## Given problem:
Extract the data exactly, missing nothing.

------ Data rows ------

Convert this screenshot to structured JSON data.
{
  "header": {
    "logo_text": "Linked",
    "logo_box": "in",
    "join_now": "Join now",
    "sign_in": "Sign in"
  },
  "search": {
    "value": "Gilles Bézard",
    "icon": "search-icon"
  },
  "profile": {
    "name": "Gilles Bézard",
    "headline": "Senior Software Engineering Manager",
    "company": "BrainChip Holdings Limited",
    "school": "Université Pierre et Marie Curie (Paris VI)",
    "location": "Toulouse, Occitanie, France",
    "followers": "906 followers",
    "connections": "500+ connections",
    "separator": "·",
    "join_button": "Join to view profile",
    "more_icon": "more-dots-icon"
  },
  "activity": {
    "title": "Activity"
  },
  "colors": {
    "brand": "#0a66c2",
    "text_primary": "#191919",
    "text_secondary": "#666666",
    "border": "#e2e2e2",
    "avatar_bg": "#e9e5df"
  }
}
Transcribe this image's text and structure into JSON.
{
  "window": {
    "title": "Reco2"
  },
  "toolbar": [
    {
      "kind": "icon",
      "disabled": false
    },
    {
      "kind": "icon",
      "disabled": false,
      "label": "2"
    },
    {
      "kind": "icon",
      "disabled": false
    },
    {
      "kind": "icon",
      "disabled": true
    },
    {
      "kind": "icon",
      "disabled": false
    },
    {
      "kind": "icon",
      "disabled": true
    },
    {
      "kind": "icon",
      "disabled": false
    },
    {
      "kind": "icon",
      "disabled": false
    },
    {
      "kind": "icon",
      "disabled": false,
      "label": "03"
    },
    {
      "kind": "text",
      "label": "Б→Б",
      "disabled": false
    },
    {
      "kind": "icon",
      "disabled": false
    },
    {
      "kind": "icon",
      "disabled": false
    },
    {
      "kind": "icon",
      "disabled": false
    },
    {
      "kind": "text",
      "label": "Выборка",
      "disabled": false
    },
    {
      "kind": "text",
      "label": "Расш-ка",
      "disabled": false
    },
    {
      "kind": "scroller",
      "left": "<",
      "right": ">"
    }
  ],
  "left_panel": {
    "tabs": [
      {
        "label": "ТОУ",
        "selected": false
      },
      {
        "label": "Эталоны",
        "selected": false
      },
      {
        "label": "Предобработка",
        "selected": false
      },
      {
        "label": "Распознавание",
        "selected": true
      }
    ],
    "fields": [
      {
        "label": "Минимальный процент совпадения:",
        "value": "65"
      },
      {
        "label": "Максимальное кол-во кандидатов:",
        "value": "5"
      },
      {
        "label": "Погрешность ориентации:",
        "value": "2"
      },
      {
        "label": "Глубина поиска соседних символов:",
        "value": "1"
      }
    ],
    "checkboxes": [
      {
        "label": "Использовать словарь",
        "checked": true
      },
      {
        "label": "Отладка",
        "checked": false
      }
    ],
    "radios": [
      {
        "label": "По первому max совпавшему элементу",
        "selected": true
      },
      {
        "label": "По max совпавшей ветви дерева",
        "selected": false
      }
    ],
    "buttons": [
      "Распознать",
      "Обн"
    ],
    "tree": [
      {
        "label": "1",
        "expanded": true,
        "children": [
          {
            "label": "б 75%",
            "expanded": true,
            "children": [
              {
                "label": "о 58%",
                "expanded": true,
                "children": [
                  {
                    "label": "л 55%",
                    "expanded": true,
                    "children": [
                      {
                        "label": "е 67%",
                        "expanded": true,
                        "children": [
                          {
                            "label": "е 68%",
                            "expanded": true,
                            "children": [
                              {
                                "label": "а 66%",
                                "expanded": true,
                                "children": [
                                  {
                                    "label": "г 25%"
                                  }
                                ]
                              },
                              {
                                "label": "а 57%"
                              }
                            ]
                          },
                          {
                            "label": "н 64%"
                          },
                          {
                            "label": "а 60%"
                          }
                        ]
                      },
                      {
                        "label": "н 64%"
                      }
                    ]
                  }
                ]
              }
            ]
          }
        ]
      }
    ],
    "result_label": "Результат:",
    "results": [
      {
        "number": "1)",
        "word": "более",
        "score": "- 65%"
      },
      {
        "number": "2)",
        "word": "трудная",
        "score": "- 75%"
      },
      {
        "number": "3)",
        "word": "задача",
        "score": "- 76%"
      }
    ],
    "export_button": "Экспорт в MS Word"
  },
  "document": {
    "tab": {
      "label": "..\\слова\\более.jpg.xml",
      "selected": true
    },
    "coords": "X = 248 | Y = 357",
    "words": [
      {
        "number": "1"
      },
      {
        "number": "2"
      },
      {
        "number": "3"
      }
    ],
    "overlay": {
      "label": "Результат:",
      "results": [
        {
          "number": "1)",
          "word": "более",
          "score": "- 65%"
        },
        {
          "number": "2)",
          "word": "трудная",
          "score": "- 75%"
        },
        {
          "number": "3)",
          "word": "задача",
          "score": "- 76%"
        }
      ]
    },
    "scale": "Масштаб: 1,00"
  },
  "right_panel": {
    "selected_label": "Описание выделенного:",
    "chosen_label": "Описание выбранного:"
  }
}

------

## Result of this task:
Convert this screenshot to structured JSON data.
{
  "header": {
    "logo_text": "Linked",
    "logo_box": "in",
    "join_now": "Join now",
    "sign_in": "Sign in"
  },
  "search": {
    "value": "Gilles Bézard",
    "icon": "search-icon"
  },
  "profile": {
    "name": "Gilles Bézard",
    "headline": "Senior Software Engineering Manager",
    "company": "BrainChip Holdings Limited",
    "school": "Université Pierre et Marie Curie (Paris VI)",
    "location": "Toulouse, Occitanie, France",
    "followers": "906 followers",
    "connections": "500+ connections",
    "separator": "·",
    "join_button": "Join to view profile",
    "more_icon": "more-dots-icon"
  },
  "activity": {
    "title": "Activity"
  },
  "colors": {
    "brand": "#0a66c2",
    "text_primary": "#191919",
    "text_secondary": "#666666",
    "border": "#e2e2e2",
    "avatar_bg": "#e9e5df"
  }
}
Transcribe this image's text and structure into JSON.
{
  "window": {
    "title": "Reco2"
  },
  "toolbar": [
    {
      "kind": "icon",
      "disabled": false
    },
    {
      "kind": "icon",
      "disabled": false,
      "label": "2"
    },
    {
      "kind": "icon",
      "disabled": false
    },
    {
      "kind": "icon",
      "disabled": true
    },
    {
      "kind": "icon",
      "disabled": false
    },
    {
      "kind": "icon",
      "disabled": true
    },
    {
      "kind": "icon",
      "disabled": false
    },
    {
      "kind": "icon",
      "disabled": false
    },
    {
      "kind": "icon",
      "disabled": false,
      "label": "03"
    },
    {
      "kind": "text",
      "label": "Б→Б",
      "disabled": false
    },
    {
      "kind": "icon",
      "disabled": false
    },
    {
      "kind": "icon",
      "disabled": false
    },
    {
      "kind": "icon",
      "disabled": false
    },
    {
      "kind": "text",
      "label": "Выборка",
      "disabled": false
    },
    {
      "kind": "text",
      "label": "Расш-ка",
      "disabled": false
    },
    {
      "kind": "scroller",
      "left": "<",
      "right": ">"
    }
  ],
  "left_panel": {
    "tabs": [
      {
        "label": "ТОУ",
        "selected": false
      },
      {
        "label": "Эталоны",
        "selected": false
      },
      {
        "label": "Предобработка",
        "selected": false
      },
      {
        "label": "Распознавание",
        "selected": true
      }
    ],
    "fields": [
      {
        "label": "Минимальный процент совпадения:",
        "value": "65"
      },
      {
        "label": "Максимальное кол-во кандидатов:",
        "value": "5"
      },
      {
        "label": "Погрешность ориентации:",
        "value": "2"
      },
      {
        "label": "Глубина поиска соседних символов:",
        "value": "1"
      }
    ],
    "checkboxes": [
      {
        "label": "Использовать словарь",
        "checked": true
      },
      {
        "label": "Отладка",
        "checked": false
      }
    ],
    "radios": [
      {
        "label": "По первому max совпавшему элементу",
        "selected": true
      },
      {
        "label": "По max совпавшей ветви дерева",
        "selected": false
      }
    ],
    "buttons": [
      "Распознать",
      "Обн"
    ],
    "tree": [
      {
        "label": "1",
        "expanded": true,
        "children": [
          {
            "label": "б 75%",
            "expanded": true,
            "children": [
              {
                "label": "о 58%",
                "expanded": true,
                "children": [
                  {
                    "label": "л 55%",
                    "expanded": true,
                    "children": [
                      {
                        "label": "е 67%",
                        "expanded": true,
                        "children": [
                          {
                            "label": "е 68%",
                            "expanded": true,
                            "children": [
                              {
                                "label": "а 66%",
                                "expanded": true,
                                "children": [
                                  {
                                    "label": "г 25%"
                                  }
                                ]
                              },
                              {
                                "label": "а 57%"
                              }
                            ]
                          },
                          {
                            "label": "н 64%"
                          },
                          {
                            "label": "а 60%"
                          }
                        ]
                      },
                      {
                        "label": "н 64%"
                      }
                    ]
                  }
                ]
              }
            ]
          }
        ]
      }
    ],
    "result_label": "Результат:",
    "results": [
      {
        "number": "1)",
        "word": "более",
        "score": "- 65%"
      },
      {
        "number": "2)",
        "word": "трудная",
        "score": "- 75%"
      },
      {
        "number": "3)",
        "word": "задача",
        "score": "- 76%"
      }
    ],
    "export_button": "Экспорт в MS Word"
  },
  "document": {
    "tab": {
      "label": "..\\слова\\более.jpg.xml",
      "selected": true
    },
    "coords": "X = 248 | Y = 357",
    "words": [
      {
        "number": "1"
      },
      {
        "number": "2"
      },
      {
        "number": "3"
      }
    ],
    "overlay": {
      "label": "Результат:",
      "results": [
        {
          "number": "1)",
          "word": "более",
          "score": "- 65%"
        },
        {
          "number": "2)",
          "word": "трудная",
          "score": "- 75%"
        },
        {
          "number": "3)",
          "word": "задача",
          "score": "- 76%"
        }
      ]
    },
    "scale": "Масштаб: 1,00"
  },
  "right_panel": {
    "selected_label": "Описание выделенного:",
    "chosen_label": "Описание выбранного:"
  }
}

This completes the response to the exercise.